» Records for the task:
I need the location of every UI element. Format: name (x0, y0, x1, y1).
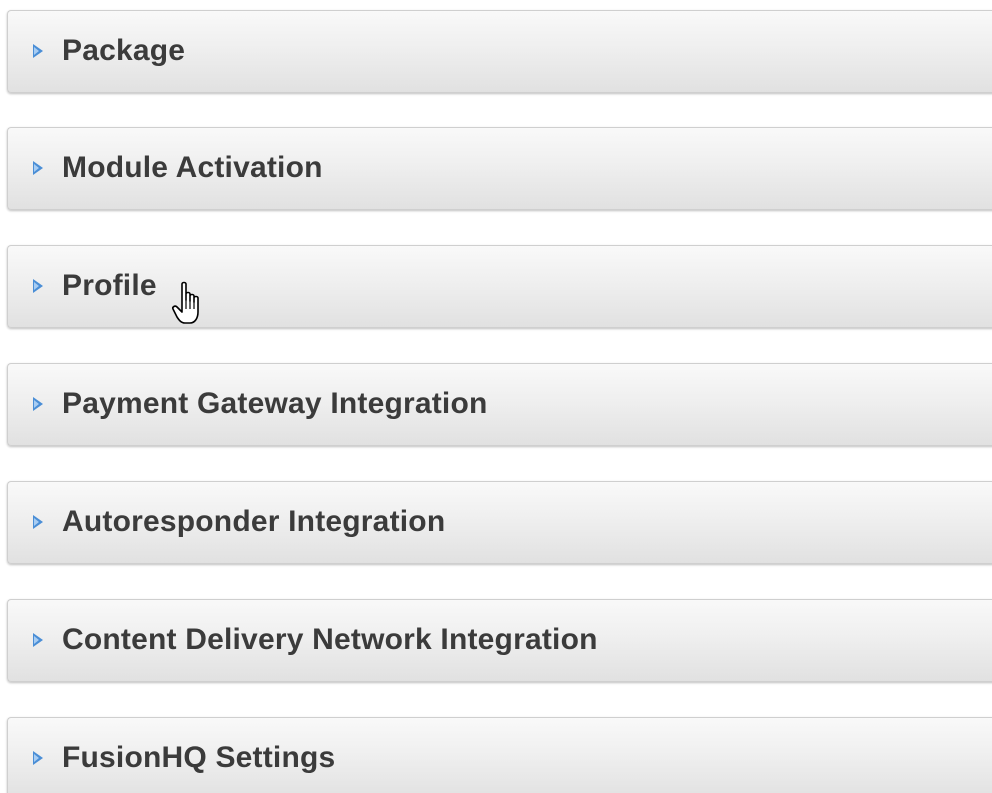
expand-arrow-icon (33, 750, 43, 765)
section-label: Autoresponder Integration (62, 504, 446, 538)
accordion-header-package[interactable]: Package (7, 10, 992, 93)
expand-arrow-icon (33, 43, 43, 58)
accordion-header-payment-gateway-integration[interactable]: Payment Gateway Integration (7, 363, 992, 446)
expand-arrow-icon (33, 396, 43, 411)
expand-arrow-icon (33, 278, 43, 293)
expand-arrow-icon (33, 514, 43, 529)
expand-arrow-icon (33, 160, 43, 175)
section-label: Module Activation (62, 150, 323, 184)
accordion-header-fusionhq-settings[interactable]: FusionHQ Settings (7, 717, 992, 793)
accordion-header-autoresponder-integration[interactable]: Autoresponder Integration (7, 481, 992, 564)
expand-arrow-icon (33, 632, 43, 647)
section-label: Profile (62, 268, 157, 302)
settings-accordion: Package Module Activation Profile Paymen… (0, 0, 992, 793)
accordion-header-module-activation[interactable]: Module Activation (7, 127, 992, 210)
section-label: FusionHQ Settings (62, 740, 336, 774)
section-label: Payment Gateway Integration (62, 386, 488, 420)
section-label: Content Delivery Network Integration (62, 622, 598, 656)
section-label: Package (62, 33, 186, 67)
accordion-header-content-delivery-network-integration[interactable]: Content Delivery Network Integration (7, 599, 992, 682)
accordion-header-profile[interactable]: Profile (7, 245, 992, 328)
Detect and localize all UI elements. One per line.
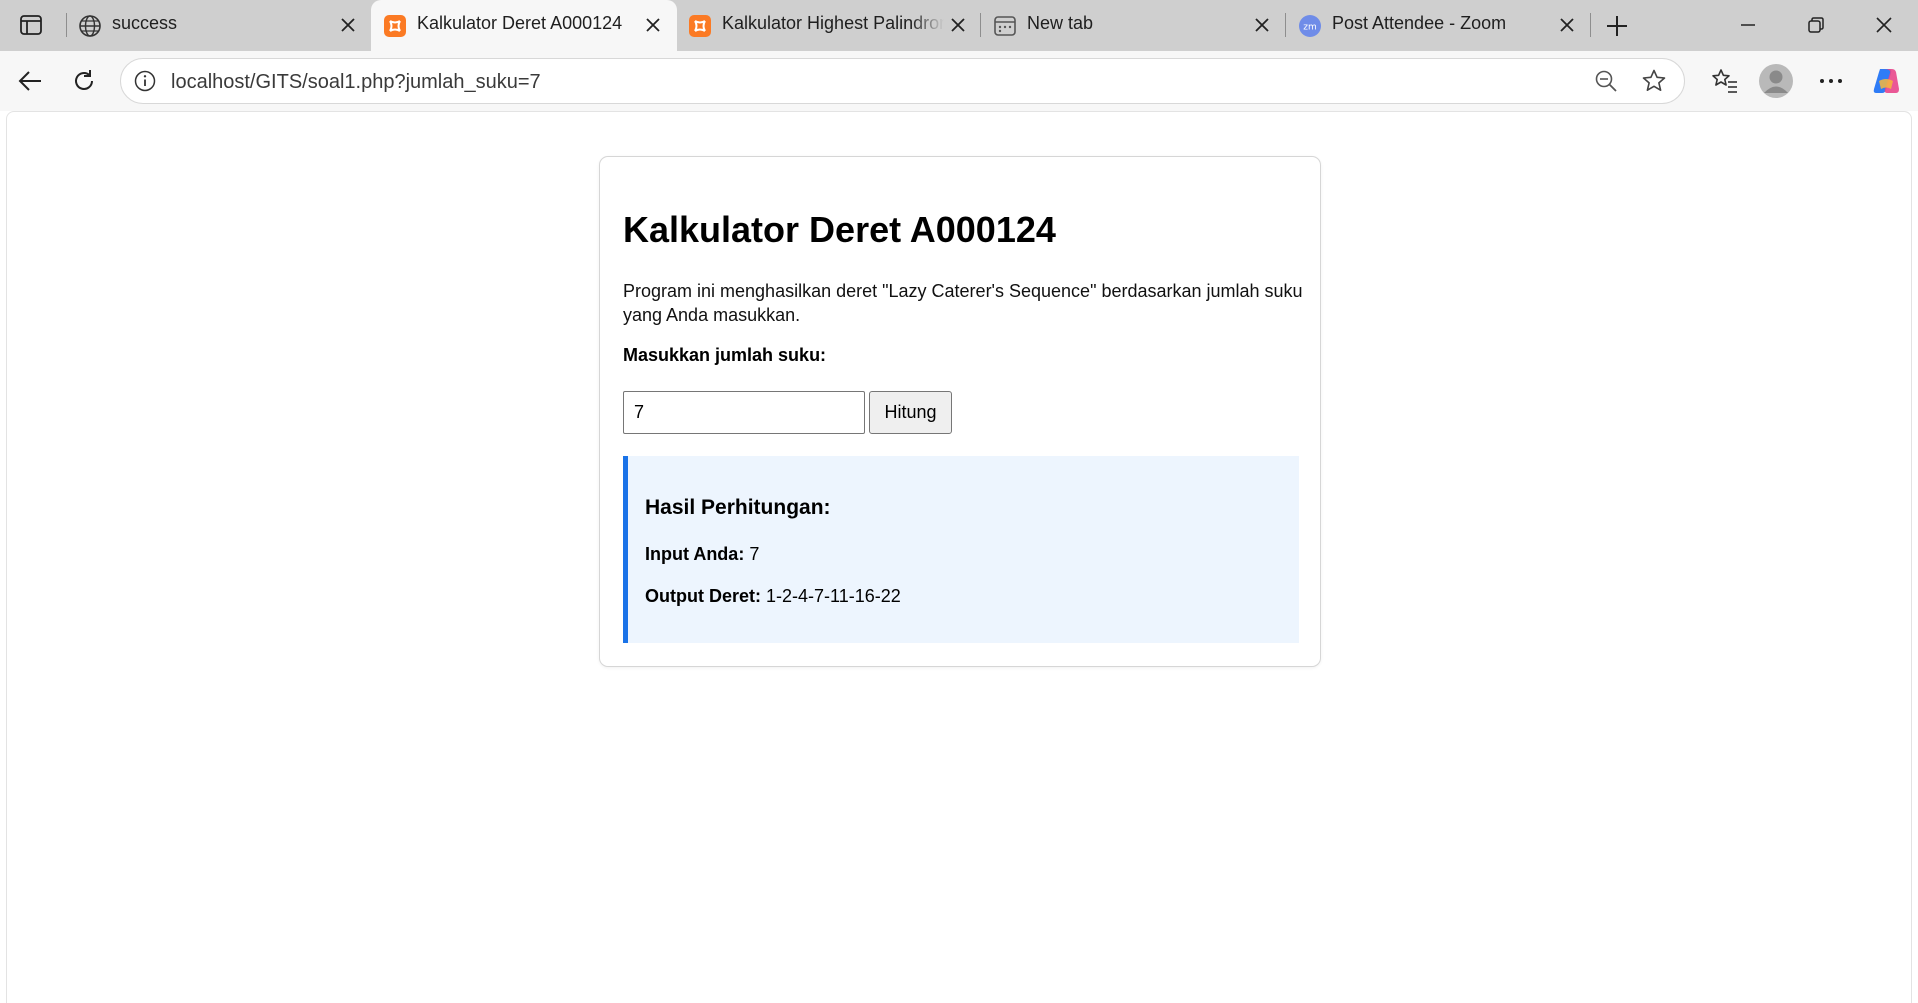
minimize-icon[interactable] <box>1728 8 1768 42</box>
input-label: Masukkan jumlah suku: <box>623 345 827 365</box>
newtab-page-icon <box>993 14 1017 38</box>
result-output-label: Output Deret: <box>645 586 766 606</box>
jumlah-suku-input[interactable] <box>623 391 865 434</box>
tab-success[interactable]: success <box>66 0 370 51</box>
browser-toolbar: localhost/GITS/soal1.php?jumlah_suku=7 <box>0 51 1918 111</box>
close-tab-icon[interactable] <box>338 15 358 35</box>
favorites-list-icon[interactable] <box>1707 63 1743 99</box>
vertical-tabs-icon[interactable] <box>12 8 50 42</box>
copilot-icon[interactable] <box>1868 63 1904 99</box>
xampp-icon <box>383 14 407 38</box>
back-arrow-icon[interactable] <box>12 63 48 99</box>
result-input-label: Input Anda: <box>645 544 750 564</box>
tab-title: Kalkulator Deret A000124 <box>417 13 623 33</box>
favorite-star-icon[interactable] <box>1641 68 1667 94</box>
close-window-icon[interactable] <box>1864 8 1904 42</box>
url-text[interactable]: localhost/GITS/soal1.php?jumlah_suku=7 <box>171 71 541 94</box>
page-description: Program ini menghasilkan deret "Lazy Cat… <box>623 281 1303 325</box>
tab-kalkulator-deret[interactable]: Kalkulator Deret A000124 <box>371 0 677 51</box>
tab-kalkulator-palindrome[interactable]: Kalkulator Highest Palindrome <box>676 0 980 51</box>
result-input-row: Input Anda: 7 <box>645 544 759 565</box>
tab-title: success <box>112 13 178 33</box>
zoom-out-icon[interactable] <box>1593 68 1619 94</box>
tab-title: New tab <box>1027 13 1094 33</box>
address-bar[interactable]: localhost/GITS/soal1.php?jumlah_suku=7 <box>120 58 1685 104</box>
restore-icon[interactable] <box>1796 8 1836 42</box>
tab-bar: success Kalkulator Deret A000124 Kalkula… <box>0 0 1918 51</box>
page-title: Kalkulator Deret A000124 <box>623 209 1056 250</box>
close-tab-icon[interactable] <box>1557 15 1577 35</box>
result-input-value: 7 <box>749 544 760 564</box>
tab-zoom[interactable]: zm Post Attendee - Zoom <box>1286 0 1590 51</box>
hitung-button[interactable]: Hitung <box>869 391 952 434</box>
globe-icon <box>78 14 102 38</box>
result-heading: Hasil Perhitungan: <box>645 496 831 519</box>
tab-title: Kalkulator Highest Palindrome <box>722 13 944 33</box>
tab-separator <box>1590 13 1591 37</box>
result-output-value: 1-2-4-7-11-16-22 <box>766 586 901 606</box>
result-output-row: Output Deret: 1-2-4-7-11-16-22 <box>645 586 901 607</box>
tab-title: Post Attendee - Zoom <box>1332 13 1507 33</box>
close-tab-icon[interactable] <box>643 15 663 35</box>
close-tab-icon[interactable] <box>948 15 968 35</box>
result-box: Hasil Perhitungan: Input Anda: 7 Output … <box>623 456 1299 643</box>
site-info-icon[interactable] <box>133 69 157 93</box>
profile-avatar-icon[interactable] <box>1758 63 1794 99</box>
new-tab-button[interactable] <box>1600 9 1634 43</box>
more-options-icon[interactable] <box>1813 63 1849 99</box>
svg-text:zm: zm <box>1303 23 1317 33</box>
close-tab-icon[interactable] <box>1252 15 1272 35</box>
tab-new-tab[interactable]: New tab <box>981 0 1285 51</box>
xampp-icon <box>688 14 712 38</box>
refresh-icon[interactable] <box>66 63 102 99</box>
calculator-card: Kalkulator Deret A000124 Program ini men… <box>599 156 1321 667</box>
zoom-icon: zm <box>1298 14 1322 38</box>
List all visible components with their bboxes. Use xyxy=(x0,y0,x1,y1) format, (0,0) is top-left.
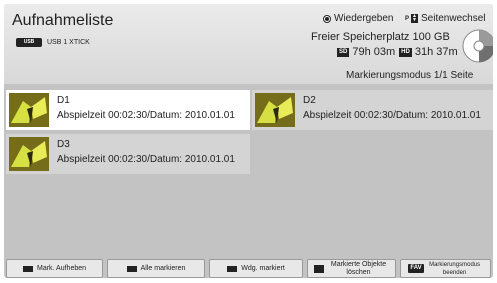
thumbnail-image xyxy=(255,93,295,127)
recording-item-d3[interactable]: D3 Abspielzeit 00:02:30/Datum: 2010.01.0… xyxy=(6,134,250,174)
disk-icon xyxy=(462,29,493,63)
usb-device: USB USB 1 XTICK xyxy=(16,38,90,47)
hd-badge: HD xyxy=(399,47,412,57)
hd-time: 31h 37m xyxy=(414,46,458,58)
yellow-key-icon xyxy=(227,265,238,272)
usb-icon: USB xyxy=(16,38,42,47)
p-key-label: P xyxy=(405,15,410,22)
thumbnail-image xyxy=(9,137,49,171)
red-key-icon xyxy=(22,265,33,272)
recording-name: D1 xyxy=(57,95,70,106)
recording-item-d2[interactable]: D2 Abspielzeit 00:02:30/Datum: 2010.01.0… xyxy=(252,90,493,130)
recording-info: Abspielzeit 00:02:30/Datum: 2010.01.01 xyxy=(303,110,481,121)
recording-name: D2 xyxy=(303,95,316,106)
end-mark-mode-button[interactable]: FAV Markierungsmodus beenden xyxy=(400,259,491,278)
free-storage: Freier Speicherplatz 100 GB xyxy=(311,31,450,43)
hint-page-label: Seitenwechsel xyxy=(421,13,486,24)
footer-button-bar: Mark. Aufheben Alle markieren Wdg. marki… xyxy=(4,259,493,278)
play-marked-button[interactable]: Wdg. markiert xyxy=(209,259,303,278)
recording-info: Abspielzeit 00:02:30/Datum: 2010.01.01 xyxy=(57,110,235,121)
recording-item-d1[interactable]: D1 Abspielzeit 00:02:30/Datum: 2010.01.0… xyxy=(6,90,250,130)
delete-marked-label: Markierte Objekte löschen xyxy=(330,260,387,276)
recording-list-panel: Aufnahmeliste USB USB 1 XTICK Wiedergebe… xyxy=(4,4,493,278)
blue-key-icon xyxy=(313,264,324,273)
page-title: Aufnahmeliste xyxy=(12,12,114,29)
screen: Aufnahmeliste USB USB 1 XTICK Wiedergebe… xyxy=(0,0,497,283)
green-key-icon xyxy=(126,265,137,272)
thumbnail-image xyxy=(9,93,49,127)
delete-marked-button[interactable]: Markierte Objekte löschen xyxy=(307,259,396,278)
end-mark-mode-label: Markierungsmodus beenden xyxy=(429,261,481,276)
usb-label: USB 1 XTICK xyxy=(47,39,90,46)
ok-button-icon xyxy=(323,14,331,23)
recording-name: D3 xyxy=(57,139,70,150)
fav-key-icon: FAV xyxy=(408,264,424,273)
hint-page-change: P ▲ ▼ Seitenwechsel xyxy=(405,13,486,24)
mark-all-button[interactable]: Alle markieren xyxy=(107,259,205,278)
hint-play-label: Wiedergeben xyxy=(334,13,394,24)
header: Aufnahmeliste USB USB 1 XTICK Wiedergebe… xyxy=(4,4,493,84)
play-marked-label: Wdg. markiert xyxy=(241,264,285,272)
remaining-time: SD 79h 03m HD 31h 37m xyxy=(337,46,458,58)
page-key-icon: ▲ ▼ xyxy=(411,13,419,23)
recording-info: Abspielzeit 00:02:30/Datum: 2010.01.01 xyxy=(57,154,235,165)
sd-badge: SD xyxy=(337,47,350,57)
unmark-label: Mark. Aufheben xyxy=(36,264,87,272)
hint-play: Wiedergeben xyxy=(323,13,393,24)
sd-time: 79h 03m xyxy=(352,46,396,58)
mark-all-label: Alle markieren xyxy=(140,264,186,272)
unmark-button[interactable]: Mark. Aufheben xyxy=(6,259,103,278)
mark-mode-status: Markierungsmodus 1/1 Seite xyxy=(346,70,474,81)
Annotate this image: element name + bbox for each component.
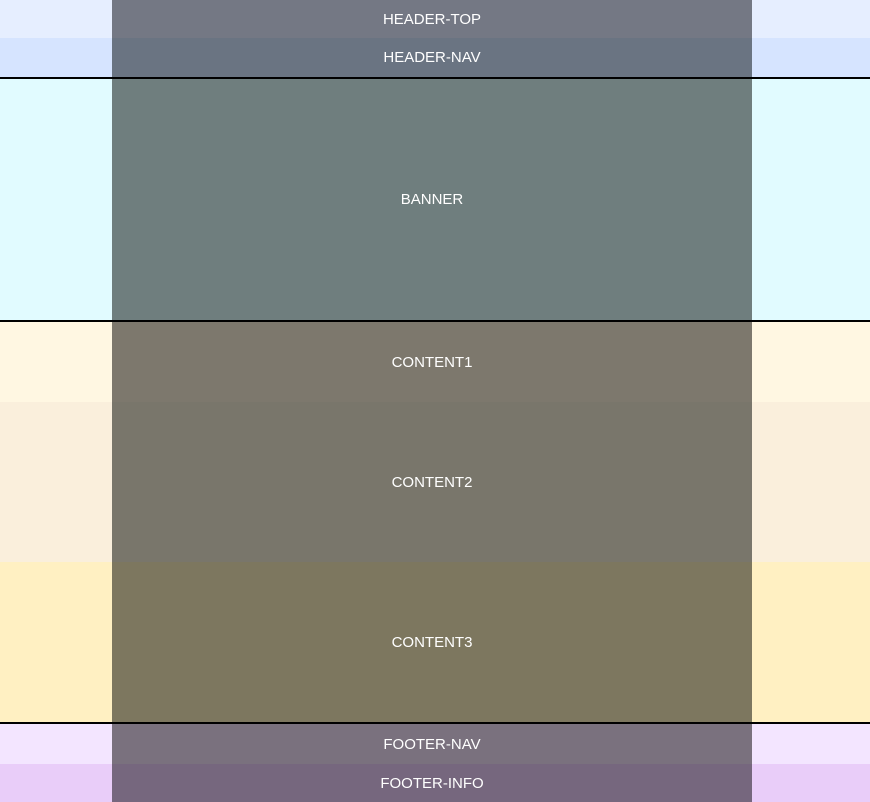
- header-nav: HEADER-NAV: [0, 38, 870, 77]
- header-top-label: HEADER-TOP: [112, 0, 752, 38]
- content3: CONTENT3: [0, 562, 870, 722]
- content3-label: CONTENT3: [112, 562, 752, 722]
- footer-info-label: FOOTER-INFO: [112, 764, 752, 802]
- banner: BANNER: [0, 79, 870, 320]
- content2: CONTENT2: [0, 402, 870, 562]
- footer-nav: FOOTER-NAV: [0, 724, 870, 764]
- footer-info: FOOTER-INFO: [0, 764, 870, 802]
- header-top: HEADER-TOP: [0, 0, 870, 38]
- content1-label: CONTENT1: [112, 322, 752, 402]
- content2-label: CONTENT2: [112, 402, 752, 562]
- header-nav-label: HEADER-NAV: [112, 38, 752, 77]
- footer-nav-label: FOOTER-NAV: [112, 724, 752, 764]
- banner-label: BANNER: [112, 79, 752, 320]
- content1: CONTENT1: [0, 322, 870, 402]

» Short problem: Format the data as a numbered list, starting at the line containing "thumbnail-image xyxy=(255,93,295,127)" and ending at the line containing "footer-button-bar: Mark. Aufheben". Omit any blank lines.

» Output of the task:
1. thumbnail-image xyxy=(255,93,295,127)
2. recording-item-d3[interactable]: D3 Abspielzeit 00:02:30/Datum: 2010.01.0… xyxy=(6,134,250,174)
3. disk-icon xyxy=(462,29,493,63)
4. usb-device: USB USB 1 XTICK xyxy=(16,38,90,47)
5. hd-badge: HD xyxy=(399,47,412,57)
6. hd-time: 31h 37m xyxy=(414,46,458,58)
7. yellow-key-icon xyxy=(227,265,238,272)
8. usb-icon: USB xyxy=(16,38,42,47)
9. p-key-label: P xyxy=(405,15,410,22)
10. thumbnail-image xyxy=(9,137,49,171)
11. red-key-icon xyxy=(22,265,33,272)
12. recording-name: D1 xyxy=(57,95,70,106)
13. recording-item-d2[interactable]: D2 Abspielzeit 00:02:30/Datum: 2010.01.0… xyxy=(252,90,493,130)
14. recording-info: Abspielzeit 00:02:30/Datum: 2010.01.01 xyxy=(303,110,481,121)
15. recording-name: D2 xyxy=(303,95,316,106)
16. end-mark-mode-button[interactable]: FAV Markierungsmodus beenden xyxy=(400,259,491,278)
17. free-storage: Freier Speicherplatz 100 GB xyxy=(311,31,450,43)
18. hint-page-label: Seitenwechsel xyxy=(421,13,486,24)
19. footer-button-bar: Mark. Aufheben Alle markieren Wdg. marki… xyxy=(4,259,493,278)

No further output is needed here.